### SET PROBLEM
Copy the material below line for line, leaving out any pictures.

### INFORMATION PROVIDED
____
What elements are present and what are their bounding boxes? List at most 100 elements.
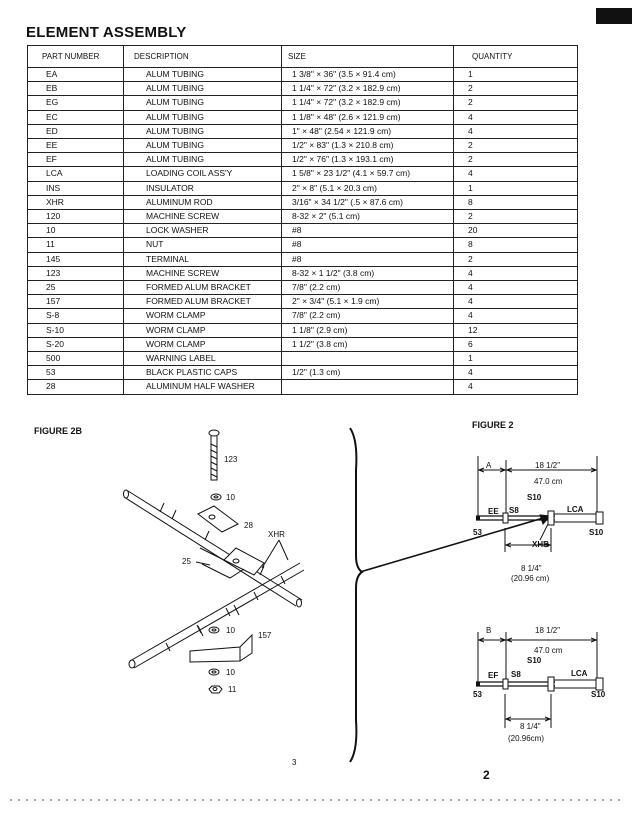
- description-cell: ALUM TUBING: [123, 95, 282, 111]
- section-divider-bracket: [349, 427, 364, 763]
- fig2-bottom-s10-end: S10: [591, 690, 606, 699]
- table-header-row: PART NUMBER DESCRIPTION SIZE QUANTITY: [27, 45, 578, 68]
- fig2-top-s10-end: S10: [589, 528, 604, 537]
- label-28: 28: [244, 521, 253, 530]
- description-cell: WARNING LABEL: [123, 351, 282, 367]
- fig2-top-53: 53: [473, 528, 482, 537]
- page-title: ELEMENT ASSEMBLY: [26, 24, 187, 41]
- fig2-bottom-dim-len: 18 1/2": [535, 626, 561, 635]
- label-11: 11: [228, 685, 237, 694]
- machine-screw-123-drawing: [208, 429, 220, 481]
- label-10-top: 10: [226, 493, 235, 502]
- size-cell: 8-32 × 1 1/2" (3.8 cm): [281, 265, 454, 282]
- fig2-bottom-dim-short-cm: (20.96cm): [508, 734, 545, 743]
- description-cell: LOCK WASHER: [123, 223, 282, 239]
- label-10-low: 10: [226, 668, 235, 677]
- part-number-cell: EG: [27, 95, 124, 111]
- xhr-leader-lines: [261, 539, 289, 569]
- description-cell: MACHINE SCREW: [123, 209, 282, 225]
- bracket-157-drawing: [189, 633, 253, 663]
- quantity-cell: 1: [453, 66, 578, 83]
- lock-washer-10-mid-drawing: [208, 626, 220, 634]
- description-cell: BLACK PLASTIC CAPS: [123, 365, 282, 381]
- quantity-cell: 2: [453, 95, 578, 111]
- fig2-top-dim-a: A: [486, 461, 492, 470]
- description-cell: FORMED ALUM BRACKET: [123, 294, 282, 310]
- fig2-top-lca: LCA: [567, 505, 584, 514]
- figure-2-bottom-drawing: [476, 632, 604, 728]
- reference-arrow: [359, 515, 551, 573]
- label-123: 123: [224, 455, 238, 464]
- fig2-bottom-s10: S10: [527, 656, 542, 665]
- description-cell: ALUM TUBING: [123, 81, 282, 97]
- element-assembly-table: PART NUMBER DESCRIPTION SIZE QUANTITY EA…: [27, 45, 578, 395]
- fig2-bottom-dim-b: B: [486, 626, 492, 635]
- size-cell: 2" × 3/4" (5.1 × 1.9 cm): [281, 294, 454, 310]
- page-number: 3: [292, 758, 297, 767]
- fig2-bottom-s8: S8: [511, 670, 521, 679]
- corner-tab-mark: [596, 8, 632, 24]
- description-cell: ALUM TUBING: [123, 66, 282, 83]
- fig2-top-ee: EE: [488, 507, 499, 516]
- lock-washer-10-low-drawing: [208, 668, 220, 676]
- size-cell: 1/2" × 76" (1.3 × 193.1 cm): [281, 152, 454, 168]
- fig2-bottom-lca: LCA: [571, 669, 588, 678]
- fig2-top-xhr: XHR: [532, 540, 549, 549]
- fig2-top-s8: S8: [509, 506, 519, 515]
- label-157: 157: [258, 631, 272, 640]
- description-cell: ALUM TUBING: [123, 123, 282, 140]
- figure-2-top-drawing: [476, 456, 604, 552]
- xhr-upper-tube-drawing: [123, 489, 303, 608]
- fig2-top-dim-cm: 47.0 cm: [534, 477, 563, 486]
- nut-11-drawing: [208, 685, 223, 694]
- fig2-top-dim-short: 8 1/4": [521, 564, 542, 573]
- size-cell: 1 1/4" × 72" (3.2 × 182.9 cm): [281, 81, 454, 97]
- label-25: 25: [182, 557, 191, 566]
- fig2-top-dim-len: 18 1/2": [535, 461, 561, 470]
- description-cell: WORM CLAMP: [123, 336, 282, 353]
- fig2-bottom-53: 53: [473, 690, 482, 699]
- description-cell: WORM CLAMP: [123, 308, 282, 324]
- quantity-cell: 4: [453, 379, 578, 395]
- fig2-bottom-dim-cm: 47.0 cm: [534, 646, 563, 655]
- quantity-cell: 8: [453, 194, 578, 211]
- xhr-lower-tube-drawing: [128, 562, 305, 669]
- half-washer-28-drawing: [197, 505, 239, 533]
- fig2-bottom-ef: EF: [488, 671, 499, 680]
- description-cell: ALUM TUBING: [123, 109, 282, 125]
- part-number-cell: 28: [27, 379, 124, 395]
- quantity-cell: 2: [453, 81, 578, 97]
- quantity-cell: 4: [453, 109, 578, 125]
- figure-2-label: FIGURE 2: [472, 420, 514, 430]
- fig2-bottom-dim-short: 8 1/4": [520, 722, 541, 731]
- fig2-top-dim-short-cm: (20.96 cm): [511, 574, 550, 583]
- part-number-cell: EA: [27, 66, 124, 83]
- bracket-25-leader: [195, 561, 211, 566]
- bracket-25-drawing: [199, 547, 265, 579]
- size-cell: 1 3/8" × 36" (3.5 × 91.4 cm): [281, 66, 454, 83]
- figure-2b-label: FIGURE 2B: [34, 426, 83, 436]
- fig2-top-s10: S10: [527, 493, 542, 502]
- hand-mark: 2: [483, 768, 490, 782]
- label-10-mid: 10: [226, 626, 235, 635]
____
### EXERCISE RESULT
What elements are present and what are their bounding boxes? List at most 100 elements.
- description-cell: ALUM TUBING: [123, 95, 282, 111]
- section-divider-bracket: [349, 427, 364, 763]
- fig2-bottom-s10-end: S10: [591, 690, 606, 699]
- table-header-row: PART NUMBER DESCRIPTION SIZE QUANTITY: [27, 45, 578, 68]
- fig2-top-s10-end: S10: [589, 528, 604, 537]
- label-28: 28: [244, 521, 253, 530]
- description-cell: WARNING LABEL: [123, 351, 282, 367]
- fig2-top-53: 53: [473, 528, 482, 537]
- page-title: ELEMENT ASSEMBLY: [26, 24, 187, 41]
- fig2-bottom-dim-len: 18 1/2": [535, 626, 561, 635]
- label-11: 11: [228, 685, 237, 694]
- machine-screw-123-drawing: [208, 429, 220, 481]
- label-10-top: 10: [226, 493, 235, 502]
- size-cell: 8-32 × 1 1/2" (3.8 cm): [281, 265, 454, 282]
- fig2-bottom-dim-short-cm: (20.96cm): [508, 734, 545, 743]
- description-cell: LOCK WASHER: [123, 223, 282, 239]
- label-10-low: 10: [226, 668, 235, 677]
- part-number-cell: EG: [27, 95, 124, 111]
- xhr-leader-lines: [261, 539, 289, 569]
- description-cell: MACHINE SCREW: [123, 209, 282, 225]
- bracket-157-drawing: [189, 633, 253, 663]
- quantity-cell: 1: [453, 66, 578, 83]
- lock-washer-10-mid-drawing: [208, 626, 220, 634]
- description-cell: BLACK PLASTIC CAPS: [123, 365, 282, 381]
- quantity-cell: 2: [453, 95, 578, 111]
- fig2-top-dim-a: A: [486, 461, 492, 470]
- description-cell: FORMED ALUM BRACKET: [123, 294, 282, 310]
- fig2-top-lca: LCA: [567, 505, 584, 514]
- figure-2-bottom-drawing: [476, 632, 604, 728]
- reference-arrow: [359, 515, 551, 573]
- label-123: 123: [224, 455, 238, 464]
- fig2-bottom-s10: S10: [527, 656, 542, 665]
- description-cell: ALUM TUBING: [123, 81, 282, 97]
- element-assembly-table: PART NUMBER DESCRIPTION SIZE QUANTITY EA…: [27, 45, 578, 395]
- fig2-bottom-dim-b: B: [486, 626, 492, 635]
- size-cell: 2" × 3/4" (5.1 × 1.9 cm): [281, 294, 454, 310]
- page-number: 3: [292, 758, 297, 767]
- fig2-bottom-s8: S8: [511, 670, 521, 679]
- corner-tab-mark: [596, 8, 632, 24]
- description-cell: ALUM TUBING: [123, 66, 282, 83]
- fig2-top-ee: EE: [488, 507, 499, 516]
- lock-washer-10-low-drawing: [208, 668, 220, 676]
- size-cell: 1/2" × 76" (1.3 × 193.1 cm): [281, 152, 454, 168]
- fig2-bottom-lca: LCA: [571, 669, 588, 678]
- fig2-top-xhr: XHR: [532, 540, 549, 549]
- fig2-top-s8: S8: [509, 506, 519, 515]
- label-157: 157: [258, 631, 272, 640]
- description-cell: ALUM TUBING: [123, 123, 282, 140]
- figure-2-top-drawing: [476, 456, 604, 552]
- xhr-upper-tube-drawing: [123, 489, 303, 608]
- fig2-top-dim-cm: 47.0 cm: [534, 477, 563, 486]
- nut-11-drawing: [208, 685, 223, 694]
- fig2-top-dim-short: 8 1/4": [521, 564, 542, 573]
- size-cell: 1 1/4" × 72" (3.2 × 182.9 cm): [281, 81, 454, 97]
- label-25: 25: [182, 557, 191, 566]
- fig2-top-dim-len: 18 1/2": [535, 461, 561, 470]
- description-cell: WORM CLAMP: [123, 336, 282, 353]
- fig2-bottom-53: 53: [473, 690, 482, 699]
- description-cell: WORM CLAMP: [123, 308, 282, 324]
- quantity-cell: 4: [453, 379, 578, 395]
- fig2-bottom-dim-cm: 47.0 cm: [534, 646, 563, 655]
- quantity-cell: 8: [453, 194, 578, 211]
- xhr-lower-tube-drawing: [128, 562, 305, 669]
- half-washer-28-drawing: [197, 505, 239, 533]
- fig2-bottom-ef: EF: [488, 671, 499, 680]
- description-cell: ALUM TUBING: [123, 109, 282, 125]
- part-number-cell: 28: [27, 379, 124, 395]
- quantity-cell: 2: [453, 81, 578, 97]
- quantity-cell: 4: [453, 109, 578, 125]
- figure-2-label: FIGURE 2: [472, 420, 514, 430]
- fig2-bottom-dim-short: 8 1/4": [520, 722, 541, 731]
- fig2-top-dim-short-cm: (20.96 cm): [511, 574, 550, 583]
- part-number-cell: EA: [27, 66, 124, 83]
- bracket-25-leader: [195, 561, 211, 566]
- bracket-25-drawing: [199, 547, 265, 579]
- size-cell: 1 3/8" × 36" (3.5 × 91.4 cm): [281, 66, 454, 83]
- figure-2b-label: FIGURE 2B: [34, 426, 83, 436]
- fig2-top-s10: S10: [527, 493, 542, 502]
- hand-mark: 2: [483, 768, 490, 782]
- label-10-mid: 10: [226, 626, 235, 635]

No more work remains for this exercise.